## PASSAGE FOR REVIEW
....
This is as much a "how is this actually supposed to work?" query as it is a "why the hell isn't this working?" query.
I'm using jQuery animate() to grow and shrink divs on my page. I have a single function which toggles between the two states by inspecting whether the element has a "bigger" class, and conditionally growing or shrinking it. Like this:
function toggleBox(thisBox)
{
if($("#" + thisBox).hasClass('bigger')) // Shrink it if it's big
{
$("#" + thisBox).animate({ height: '44px'},500).removeClass("bigger");
}
else // grow it
{
$("#" + thisBox).addClass("bigger").animate({ height: '40%' },500);
}
}
This is absolutely peachy, with one small problem. I'm using CSS to give certain elements vertical scrollbars if, and only if, they have the ".bigger" class. This causes a problem with some elements, as they have child objects with relative width that don't re-render on all browsers once the vertical scrollbar is in place (Chrome/Chromium seems to be the main offender in this case).
To force the child objects to resize when the above function is called, I've tried the following ham-fisted solution:
function toggleBox(thisBox)
{
if($("#" + thisBox).hasClass('bigger')) // Shrink it if it's big
{
$("#" + thisBox).animate({ height: '44px'},500).removeClass("bigger");
}
else // grow it
{
$("#" + thisBox).addClass("bigger").animate({ height: '40%' },500, 'swing', function()
{
$(".rerender").each(function()
{
this.className = this.className;
// Or something similar; I've tried a few methods
console.log(this.className); // Just to check
});
});
}
}
So anything I need to re-render once its parent div has resized just needs the ".rerender" class, and it will reinherit all CSS properties.
There are two problems with this: the first is that anything I use in a callback I use to change the CSS, be it jQuery or vanilla javascript, seems to run concurrently to the function that called it, but other script content in the callback runs when the calling function has completed, like it's supposed to. In the script above, for example, anything I put in the callback to change the CSS has already happened by the time the .animate() has finished, but the console.log() doesn't complete until the .animate() has finished. This happens even if I call the CSS-affecting code from the console.log()!
....
## DATA SECTION
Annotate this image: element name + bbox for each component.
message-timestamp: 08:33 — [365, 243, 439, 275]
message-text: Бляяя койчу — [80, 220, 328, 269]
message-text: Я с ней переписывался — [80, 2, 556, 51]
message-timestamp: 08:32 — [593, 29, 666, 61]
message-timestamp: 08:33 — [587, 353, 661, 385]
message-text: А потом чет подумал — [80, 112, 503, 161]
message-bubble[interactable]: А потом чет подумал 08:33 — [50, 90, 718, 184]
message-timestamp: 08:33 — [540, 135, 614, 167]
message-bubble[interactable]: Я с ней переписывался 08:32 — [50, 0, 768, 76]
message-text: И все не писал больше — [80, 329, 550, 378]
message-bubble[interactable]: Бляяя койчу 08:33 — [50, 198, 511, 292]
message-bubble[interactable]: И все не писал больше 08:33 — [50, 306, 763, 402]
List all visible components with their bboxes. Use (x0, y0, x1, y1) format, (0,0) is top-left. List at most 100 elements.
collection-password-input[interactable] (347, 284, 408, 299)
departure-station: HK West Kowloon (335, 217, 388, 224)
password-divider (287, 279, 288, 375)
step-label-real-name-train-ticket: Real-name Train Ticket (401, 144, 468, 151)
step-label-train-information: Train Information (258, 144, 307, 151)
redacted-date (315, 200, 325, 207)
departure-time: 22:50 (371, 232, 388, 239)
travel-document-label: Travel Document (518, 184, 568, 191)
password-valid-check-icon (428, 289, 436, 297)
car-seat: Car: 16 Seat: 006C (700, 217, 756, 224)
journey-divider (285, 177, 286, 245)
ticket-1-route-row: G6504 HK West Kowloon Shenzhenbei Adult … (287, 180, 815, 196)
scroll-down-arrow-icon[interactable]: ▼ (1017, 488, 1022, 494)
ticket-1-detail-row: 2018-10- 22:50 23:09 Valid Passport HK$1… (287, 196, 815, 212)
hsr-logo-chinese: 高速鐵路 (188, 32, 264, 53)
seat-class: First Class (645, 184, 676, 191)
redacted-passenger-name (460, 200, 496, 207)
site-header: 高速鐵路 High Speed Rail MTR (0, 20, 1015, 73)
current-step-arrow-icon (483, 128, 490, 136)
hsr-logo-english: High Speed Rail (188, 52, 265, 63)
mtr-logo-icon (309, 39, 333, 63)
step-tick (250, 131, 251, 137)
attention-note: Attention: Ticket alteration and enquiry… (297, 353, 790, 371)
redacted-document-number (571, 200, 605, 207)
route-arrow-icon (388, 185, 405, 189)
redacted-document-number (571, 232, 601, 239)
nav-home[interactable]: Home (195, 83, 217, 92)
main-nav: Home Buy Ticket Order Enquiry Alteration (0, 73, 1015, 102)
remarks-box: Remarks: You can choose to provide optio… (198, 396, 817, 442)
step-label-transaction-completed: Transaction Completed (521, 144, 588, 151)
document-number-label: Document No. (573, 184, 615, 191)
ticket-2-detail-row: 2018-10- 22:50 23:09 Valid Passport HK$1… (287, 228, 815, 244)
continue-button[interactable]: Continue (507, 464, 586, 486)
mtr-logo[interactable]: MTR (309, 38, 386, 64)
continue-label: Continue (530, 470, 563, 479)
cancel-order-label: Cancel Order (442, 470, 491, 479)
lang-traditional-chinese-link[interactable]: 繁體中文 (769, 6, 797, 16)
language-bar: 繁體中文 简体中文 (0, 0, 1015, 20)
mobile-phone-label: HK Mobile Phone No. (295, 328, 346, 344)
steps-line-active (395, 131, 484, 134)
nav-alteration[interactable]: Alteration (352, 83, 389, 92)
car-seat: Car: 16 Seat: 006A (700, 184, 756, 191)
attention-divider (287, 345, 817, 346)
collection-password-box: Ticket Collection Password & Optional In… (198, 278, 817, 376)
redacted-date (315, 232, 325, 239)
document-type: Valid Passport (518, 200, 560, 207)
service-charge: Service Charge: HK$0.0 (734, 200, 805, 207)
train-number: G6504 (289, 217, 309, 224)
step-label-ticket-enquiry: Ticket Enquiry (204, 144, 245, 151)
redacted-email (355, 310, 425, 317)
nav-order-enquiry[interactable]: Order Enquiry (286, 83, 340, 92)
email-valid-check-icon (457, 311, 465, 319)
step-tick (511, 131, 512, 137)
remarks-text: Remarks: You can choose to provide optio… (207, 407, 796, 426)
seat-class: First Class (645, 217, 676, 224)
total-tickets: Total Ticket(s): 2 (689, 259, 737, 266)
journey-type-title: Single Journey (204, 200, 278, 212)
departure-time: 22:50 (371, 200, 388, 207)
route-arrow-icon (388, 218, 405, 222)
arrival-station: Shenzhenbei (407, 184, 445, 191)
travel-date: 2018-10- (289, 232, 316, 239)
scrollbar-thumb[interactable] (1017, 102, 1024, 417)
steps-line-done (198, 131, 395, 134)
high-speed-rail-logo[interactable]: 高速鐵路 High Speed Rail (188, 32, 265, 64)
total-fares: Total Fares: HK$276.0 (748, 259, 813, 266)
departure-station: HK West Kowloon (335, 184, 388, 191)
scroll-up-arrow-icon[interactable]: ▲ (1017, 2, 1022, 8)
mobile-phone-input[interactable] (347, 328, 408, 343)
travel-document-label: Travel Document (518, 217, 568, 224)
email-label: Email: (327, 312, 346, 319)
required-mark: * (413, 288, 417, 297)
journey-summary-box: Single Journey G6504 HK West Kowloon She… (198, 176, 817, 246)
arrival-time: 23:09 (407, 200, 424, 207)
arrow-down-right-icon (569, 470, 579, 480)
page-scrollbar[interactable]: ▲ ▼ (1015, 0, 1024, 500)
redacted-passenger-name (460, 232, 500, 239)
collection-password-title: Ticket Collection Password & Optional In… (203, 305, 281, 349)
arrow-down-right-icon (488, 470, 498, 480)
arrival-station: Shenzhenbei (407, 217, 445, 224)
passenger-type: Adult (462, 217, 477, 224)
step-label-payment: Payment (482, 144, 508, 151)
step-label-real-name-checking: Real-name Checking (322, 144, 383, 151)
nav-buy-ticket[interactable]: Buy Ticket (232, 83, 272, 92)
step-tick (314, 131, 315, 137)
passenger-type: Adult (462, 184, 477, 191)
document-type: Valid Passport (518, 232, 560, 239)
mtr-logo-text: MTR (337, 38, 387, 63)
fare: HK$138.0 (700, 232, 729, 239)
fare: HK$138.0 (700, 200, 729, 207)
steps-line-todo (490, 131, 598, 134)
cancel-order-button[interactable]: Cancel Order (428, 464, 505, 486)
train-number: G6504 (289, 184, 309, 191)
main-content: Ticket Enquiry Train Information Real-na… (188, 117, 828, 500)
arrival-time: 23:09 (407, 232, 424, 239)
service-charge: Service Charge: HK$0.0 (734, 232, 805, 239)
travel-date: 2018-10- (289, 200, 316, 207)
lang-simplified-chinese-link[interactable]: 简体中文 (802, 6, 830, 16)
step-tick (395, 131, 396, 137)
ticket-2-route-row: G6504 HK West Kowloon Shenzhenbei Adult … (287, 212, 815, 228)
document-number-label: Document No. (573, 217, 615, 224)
....
## PROBLEM TO SOLVE
In the jQuery animation post, which browser is the main offender for failing to re-render child elements once the vertical scrollbar appears?

## RESULT
Chrome/Chromium